**Set exercise A**
Transcribe the labeled region entries row for row, from the first row through the row containing "oval-t3 (666, 262, 788, 408)", with both ends included.

**Text section**
All of the other problems I see stem from this second one.

* RDF/XML blocks in Atom are seen as bad form, even though it's perfectly within the atom spec to do this.
* rdf:Description blocks are just ugly!
* The number of occurrences of some elements in Atom (eg Generator, Title only appearing once) means that some information may occur in atom and the same semantics in RDF
* The graph model is (of course) unordered, so pulling in atom to a graph and then serialising back again will produce equivalent information but not necessarily identical XML.
* It's very hard to know where to put the extra information. Eg, if you get a triple which isn't directly about an Aggregation, Resource Map or Aggregated Resource, is it at the feed level or in one or more entries?
* Constructing the atom serialisation from a graph is really hard work! (However now that Richard and I have done it, hopefully that will forestall others having to go through the same headaches)

The real question to be answered I think is:
Must all serializations be isomorphic?

If no, then Simple Atom is fine.
If yes, then either Atom needs to be dropped or we need to accept some use of extensions will be required. At which point we must ask, what is the best way to extend Atom to ensure isomorphism?

Currently we use striped rdf:Description blocks, however there are other serialisations for RDF/XML. The 'pretty' version, which I posted a cut down version of a full resource map to the O'Reilly blog, could sit quite happily in Atom I think even though it's RDF/XML -- it doesn't *look* like RDF/XML.

I note that Peter suggests:

If OAI-ORE does continue to pursue Atom as a serialization option, I
would hope (in the way of open source development) that effort would
result in some benefit to the Atom community in the form of one of
more standardized Atom extensions.

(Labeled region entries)
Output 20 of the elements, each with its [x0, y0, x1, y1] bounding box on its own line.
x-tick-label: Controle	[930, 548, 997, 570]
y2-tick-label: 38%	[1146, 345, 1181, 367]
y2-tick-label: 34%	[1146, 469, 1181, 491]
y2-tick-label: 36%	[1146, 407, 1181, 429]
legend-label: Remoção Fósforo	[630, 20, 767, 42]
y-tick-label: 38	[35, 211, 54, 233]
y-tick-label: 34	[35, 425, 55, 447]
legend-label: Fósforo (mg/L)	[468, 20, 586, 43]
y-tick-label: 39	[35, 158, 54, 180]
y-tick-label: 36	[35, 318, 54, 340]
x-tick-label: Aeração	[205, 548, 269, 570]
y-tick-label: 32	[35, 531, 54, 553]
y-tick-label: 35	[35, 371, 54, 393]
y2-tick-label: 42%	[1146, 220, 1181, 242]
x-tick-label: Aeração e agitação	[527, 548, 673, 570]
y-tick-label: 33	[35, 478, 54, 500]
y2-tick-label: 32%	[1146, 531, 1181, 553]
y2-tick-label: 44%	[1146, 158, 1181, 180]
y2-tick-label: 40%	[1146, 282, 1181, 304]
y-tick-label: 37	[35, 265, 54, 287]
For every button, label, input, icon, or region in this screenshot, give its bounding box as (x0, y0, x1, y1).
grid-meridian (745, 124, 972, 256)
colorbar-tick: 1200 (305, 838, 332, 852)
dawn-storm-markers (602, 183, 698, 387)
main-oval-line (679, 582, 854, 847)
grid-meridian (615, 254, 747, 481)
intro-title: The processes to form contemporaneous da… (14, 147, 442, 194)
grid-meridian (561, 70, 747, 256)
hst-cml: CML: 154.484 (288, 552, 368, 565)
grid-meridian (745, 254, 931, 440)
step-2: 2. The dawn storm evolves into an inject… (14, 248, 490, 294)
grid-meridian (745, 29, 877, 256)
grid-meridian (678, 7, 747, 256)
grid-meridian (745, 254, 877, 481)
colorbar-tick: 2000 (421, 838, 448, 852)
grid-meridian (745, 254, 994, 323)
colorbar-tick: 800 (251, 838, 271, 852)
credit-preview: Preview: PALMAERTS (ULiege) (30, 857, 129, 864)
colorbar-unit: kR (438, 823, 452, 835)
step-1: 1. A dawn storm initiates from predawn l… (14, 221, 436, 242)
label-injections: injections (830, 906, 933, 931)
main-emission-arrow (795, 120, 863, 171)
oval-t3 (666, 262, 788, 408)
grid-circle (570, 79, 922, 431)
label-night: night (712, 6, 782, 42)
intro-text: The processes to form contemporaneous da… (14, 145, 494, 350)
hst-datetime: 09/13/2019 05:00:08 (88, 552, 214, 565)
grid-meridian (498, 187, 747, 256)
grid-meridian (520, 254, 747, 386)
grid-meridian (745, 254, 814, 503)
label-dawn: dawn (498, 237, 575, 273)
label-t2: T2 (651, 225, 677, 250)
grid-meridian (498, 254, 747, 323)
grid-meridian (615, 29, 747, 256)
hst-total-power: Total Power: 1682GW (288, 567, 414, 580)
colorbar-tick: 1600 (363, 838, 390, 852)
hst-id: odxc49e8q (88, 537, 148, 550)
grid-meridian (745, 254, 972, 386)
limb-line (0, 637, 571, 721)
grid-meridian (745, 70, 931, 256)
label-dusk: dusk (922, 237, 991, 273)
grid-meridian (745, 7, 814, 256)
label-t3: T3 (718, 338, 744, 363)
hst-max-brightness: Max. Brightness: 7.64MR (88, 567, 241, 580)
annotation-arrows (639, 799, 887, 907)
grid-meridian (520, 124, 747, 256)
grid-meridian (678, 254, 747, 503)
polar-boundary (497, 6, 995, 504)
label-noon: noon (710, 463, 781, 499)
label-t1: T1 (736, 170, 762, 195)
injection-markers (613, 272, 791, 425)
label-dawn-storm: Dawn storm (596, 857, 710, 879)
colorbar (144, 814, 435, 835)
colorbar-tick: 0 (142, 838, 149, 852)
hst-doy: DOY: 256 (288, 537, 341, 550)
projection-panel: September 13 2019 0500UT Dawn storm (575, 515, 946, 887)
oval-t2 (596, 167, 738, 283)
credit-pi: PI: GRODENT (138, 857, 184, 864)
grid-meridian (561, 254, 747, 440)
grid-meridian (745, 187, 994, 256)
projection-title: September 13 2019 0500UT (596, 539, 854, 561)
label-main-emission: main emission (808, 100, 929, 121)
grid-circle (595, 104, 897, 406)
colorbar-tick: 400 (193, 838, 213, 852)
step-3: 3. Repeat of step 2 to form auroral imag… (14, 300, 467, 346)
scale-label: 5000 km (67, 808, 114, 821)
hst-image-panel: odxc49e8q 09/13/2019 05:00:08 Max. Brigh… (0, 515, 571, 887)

**Set exercise B**
Restate the whole text on serializing resource maps in Atom and RDF word for word.

**Correct result A**
Output 20 of the elements, each with its [x0, y0, x1, y1] bounding box on its own line.
x-tick-label: Controle	[930, 548, 997, 570]
y2-tick-label: 38%	[1146, 345, 1181, 367]
y2-tick-label: 34%	[1146, 469, 1181, 491]
y2-tick-label: 36%	[1146, 407, 1181, 429]
legend-label: Remoção Fósforo	[630, 20, 767, 42]
y-tick-label: 38	[35, 211, 54, 233]
y-tick-label: 34	[35, 425, 55, 447]
legend-label: Fósforo (mg/L)	[468, 20, 586, 43]
y-tick-label: 39	[35, 158, 54, 180]
y-tick-label: 36	[35, 318, 54, 340]
x-tick-label: Aeração	[205, 548, 269, 570]
y-tick-label: 32	[35, 531, 54, 553]
y-tick-label: 35	[35, 371, 54, 393]
y2-tick-label: 42%	[1146, 220, 1181, 242]
x-tick-label: Aeração e agitação	[527, 548, 673, 570]
y-tick-label: 33	[35, 478, 54, 500]
y2-tick-label: 32%	[1146, 531, 1181, 553]
y2-tick-label: 44%	[1146, 158, 1181, 180]
y2-tick-label: 40%	[1146, 282, 1181, 304]
y-tick-label: 37	[35, 265, 54, 287]
For every button, label, input, icon, or region in this screenshot, give its bounding box as (x0, y0, x1, y1).
grid-meridian (745, 124, 972, 256)
colorbar-tick: 1200 (305, 838, 332, 852)
dawn-storm-markers (602, 183, 698, 387)
main-oval-line (679, 582, 854, 847)
grid-meridian (615, 254, 747, 481)
intro-title: The processes to form contemporaneous da… (14, 147, 442, 194)
grid-meridian (561, 70, 747, 256)
hst-cml: CML: 154.484 (288, 552, 368, 565)
grid-meridian (745, 254, 931, 440)
step-2: 2. The dawn storm evolves into an inject… (14, 248, 490, 294)
grid-meridian (745, 29, 877, 256)
grid-meridian (678, 7, 747, 256)
grid-meridian (745, 254, 877, 481)
colorbar-tick: 2000 (421, 838, 448, 852)
grid-meridian (745, 254, 994, 323)
colorbar-tick: 800 (251, 838, 271, 852)
credit-preview: Preview: PALMAERTS (ULiege) (30, 857, 129, 864)
colorbar-unit: kR (438, 823, 452, 835)
step-1: 1. A dawn storm initiates from predawn l… (14, 221, 436, 242)
label-injections: injections (830, 906, 933, 931)
main-emission-arrow (795, 120, 863, 171)
oval-t3 (666, 262, 788, 408)

**Correct result B**
All of the other problems I see stem from this second one.

* RDF/XML blocks in Atom are seen as bad form, even though it's perfectly within the atom spec to do this.
* rdf:Description blocks are just ugly!
* The number of occurrences of some elements in Atom (eg Generator, Title only appearing once) means that some information may occur in atom and the same semantics in RDF
* The graph model is (of course) unordered, so pulling in atom to a graph and then serialising back again will produce equivalent information but not necessarily identical XML.
* It's very hard to know where to put the extra information. Eg, if you get a triple which isn't directly about an Aggregation, Resource Map or Aggregated Resource, is it at the feed level or in one or more entries?
* Constructing the atom serialisation from a graph is really hard work! (However now that Richard and I have done it, hopefully that will forestall others having to go through the same headaches)

The real question to be answered I think is:
Must all serializations be isomorphic?

If no, then Simple Atom is fine.
If yes, then either Atom needs to be dropped or we need to accept some use of extensions will be required. At which point we must ask, what is the best way to extend Atom to ensure isomorphism?

Currently we use striped rdf:Description blocks, however there are other serialisations for RDF/XML. The 'pretty' version, which I posted a cut down version of a full resource map to the O'Reilly blog, could sit quite happily in Atom I think even though it's RDF/XML -- it doesn't *look* like RDF/XML.

I note that Peter suggests:

If OAI-ORE does continue to pursue Atom as a serialization option, I
would hope (in the way of open source development) that effort would
result in some benefit to the Atom community in the form of one of
more standardized Atom extensions.